TASK: Without altering anything, repeat each of the records.
--- BEGIN EXERCISE DATA ---
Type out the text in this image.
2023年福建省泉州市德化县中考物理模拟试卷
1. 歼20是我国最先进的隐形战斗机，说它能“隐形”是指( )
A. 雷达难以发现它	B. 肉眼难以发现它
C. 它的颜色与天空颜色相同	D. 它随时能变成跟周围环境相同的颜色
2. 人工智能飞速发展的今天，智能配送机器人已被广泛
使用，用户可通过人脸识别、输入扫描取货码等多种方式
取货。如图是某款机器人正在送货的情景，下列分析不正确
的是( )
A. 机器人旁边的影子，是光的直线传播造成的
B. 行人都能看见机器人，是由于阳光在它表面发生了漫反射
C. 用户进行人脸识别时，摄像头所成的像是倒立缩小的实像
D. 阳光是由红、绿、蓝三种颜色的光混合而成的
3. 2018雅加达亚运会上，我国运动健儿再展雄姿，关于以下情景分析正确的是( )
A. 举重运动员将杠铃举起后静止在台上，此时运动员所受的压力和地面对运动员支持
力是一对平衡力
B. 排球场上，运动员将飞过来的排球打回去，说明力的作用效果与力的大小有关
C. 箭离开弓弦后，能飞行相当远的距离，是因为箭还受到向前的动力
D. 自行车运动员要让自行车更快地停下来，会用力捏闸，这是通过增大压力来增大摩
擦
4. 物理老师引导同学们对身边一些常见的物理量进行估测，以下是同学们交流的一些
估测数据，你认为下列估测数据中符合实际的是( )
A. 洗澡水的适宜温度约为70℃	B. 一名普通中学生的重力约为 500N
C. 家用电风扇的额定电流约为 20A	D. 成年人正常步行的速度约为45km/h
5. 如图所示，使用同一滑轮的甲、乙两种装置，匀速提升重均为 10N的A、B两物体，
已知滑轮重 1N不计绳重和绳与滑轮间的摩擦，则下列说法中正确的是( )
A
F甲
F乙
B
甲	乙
--- END EXERCISE DATA ---
COMPLETE ANSWER:
Type out the text in this image.
2023年福建省泉州市德化县中考物理模拟试卷
1. 歼20是我国最先进的隐形战斗机，说它能“隐形”是指( )
A. 雷达难以发现它	B. 肉眼难以发现它
C. 它的颜色与天空颜色相同	D. 它随时能变成跟周围环境相同的颜色
2. 人工智能飞速发展的今天，智能配送机器人已被广泛
使用，用户可通过人脸识别、输入扫描取货码等多种方式
取货。如图是某款机器人正在送货的情景，下列分析不正确
的是( )
A. 机器人旁边的影子，是光的直线传播造成的
B. 行人都能看见机器人，是由于阳光在它表面发生了漫反射
C. 用户进行人脸识别时，摄像头所成的像是倒立缩小的实像
D. 阳光是由红、绿、蓝三种颜色的光混合而成的
3. 2018雅加达亚运会上，我国运动健儿再展雄姿，关于以下情景分析正确的是( )
A. 举重运动员将杠铃举起后静止在台上，此时运动员所受的压力和地面对运动员支持
力是一对平衡力
B. 排球场上，运动员将飞过来的排球打回去，说明力的作用效果与力的大小有关
C. 箭离开弓弦后，能飞行相当远的距离，是因为箭还受到向前的动力
D. 自行车运动员要让自行车更快地停下来，会用力捏闸，这是通过增大压力来增大摩
擦
4. 物理老师引导同学们对身边一些常见的物理量进行估测，以下是同学们交流的一些
估测数据，你认为下列估测数据中符合实际的是( )
A. 洗澡水的适宜温度约为70℃	B. 一名普通中学生的重力约为 500N
C. 家用电风扇的额定电流约为 20A	D. 成年人正常步行的速度约为45km/h
5. 如图所示，使用同一滑轮的甲、乙两种装置，匀速提升重均为 10N的A、B两物体，
已知滑轮重 1N不计绳重和绳与滑轮间的摩擦，则下列说法中正确的是( )
A
F甲
F乙
B
甲	乙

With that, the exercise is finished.